◆ Stored entries
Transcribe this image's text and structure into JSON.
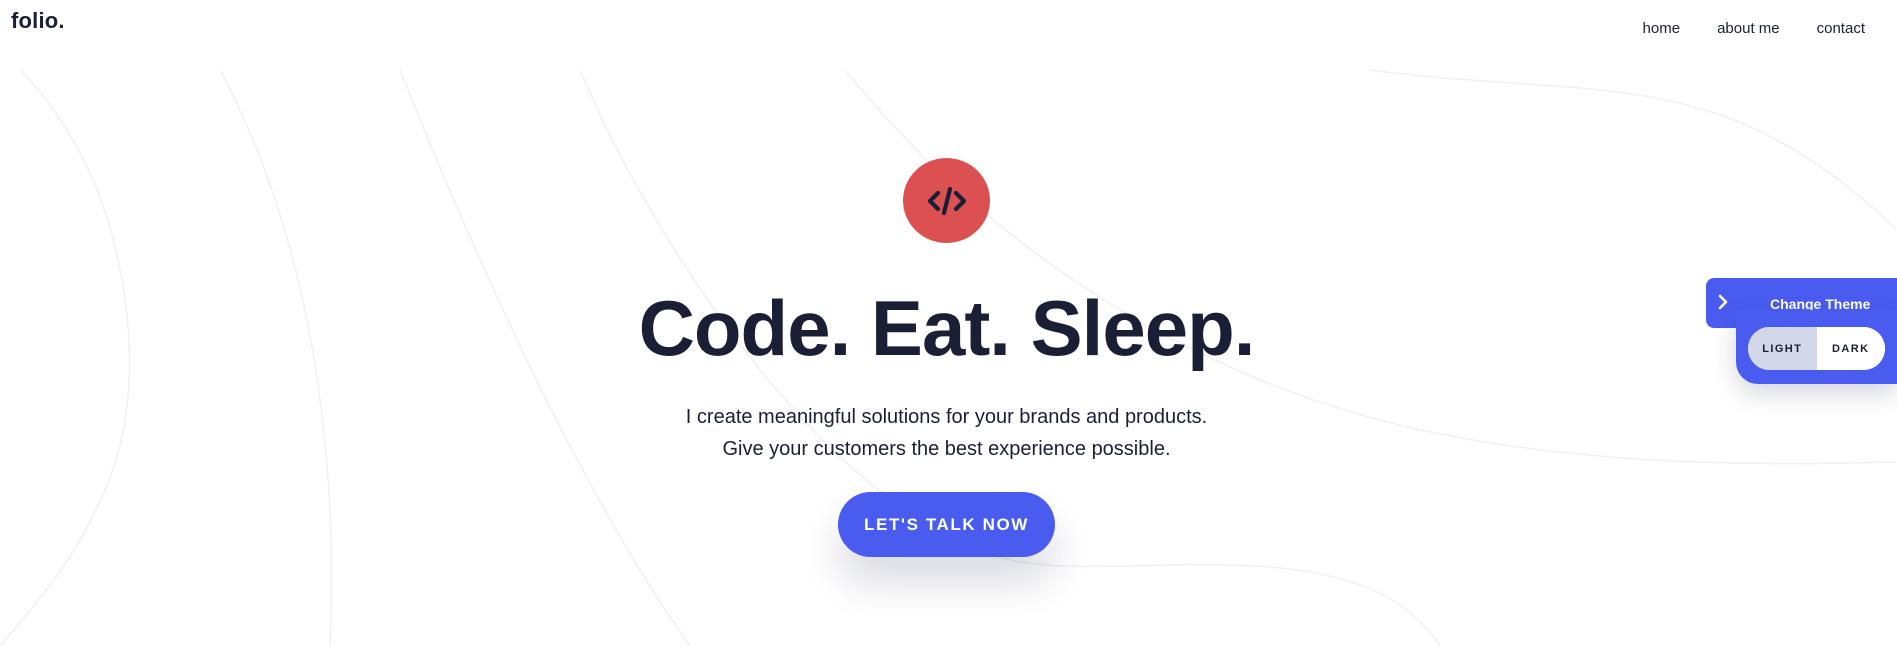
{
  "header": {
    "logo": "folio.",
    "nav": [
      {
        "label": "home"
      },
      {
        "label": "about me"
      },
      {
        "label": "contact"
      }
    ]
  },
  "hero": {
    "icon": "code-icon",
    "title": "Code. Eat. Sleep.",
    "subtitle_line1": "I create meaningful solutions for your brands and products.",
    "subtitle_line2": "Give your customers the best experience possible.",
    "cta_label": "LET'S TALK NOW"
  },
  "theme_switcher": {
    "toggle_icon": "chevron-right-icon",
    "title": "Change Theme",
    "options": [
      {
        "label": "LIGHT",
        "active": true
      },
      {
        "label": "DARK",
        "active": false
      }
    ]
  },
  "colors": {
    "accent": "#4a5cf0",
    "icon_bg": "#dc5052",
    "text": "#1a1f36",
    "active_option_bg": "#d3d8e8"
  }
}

◆ PROMPT
Leave out all images, then reproduce the entries above exactly.

◆ EXPECTED ANSWER
Transcribe this image's text and structure into JSON.
{
  "header": {
    "logo": "folio.",
    "nav": [
      {
        "label": "home"
      },
      {
        "label": "about me"
      },
      {
        "label": "contact"
      }
    ]
  },
  "hero": {
    "icon": "code-icon",
    "title": "Code. Eat. Sleep.",
    "subtitle_line1": "I create meaningful solutions for your brands and products.",
    "subtitle_line2": "Give your customers the best experience possible.",
    "cta_label": "LET'S TALK NOW"
  },
  "theme_switcher": {
    "toggle_icon": "chevron-right-icon",
    "title": "Change Theme",
    "options": [
      {
        "label": "LIGHT",
        "active": true
      },
      {
        "label": "DARK",
        "active": false
      }
    ]
  },
  "colors": {
    "accent": "#4a5cf0",
    "icon_bg": "#dc5052",
    "text": "#1a1f36",
    "active_option_bg": "#d3d8e8"
  }
}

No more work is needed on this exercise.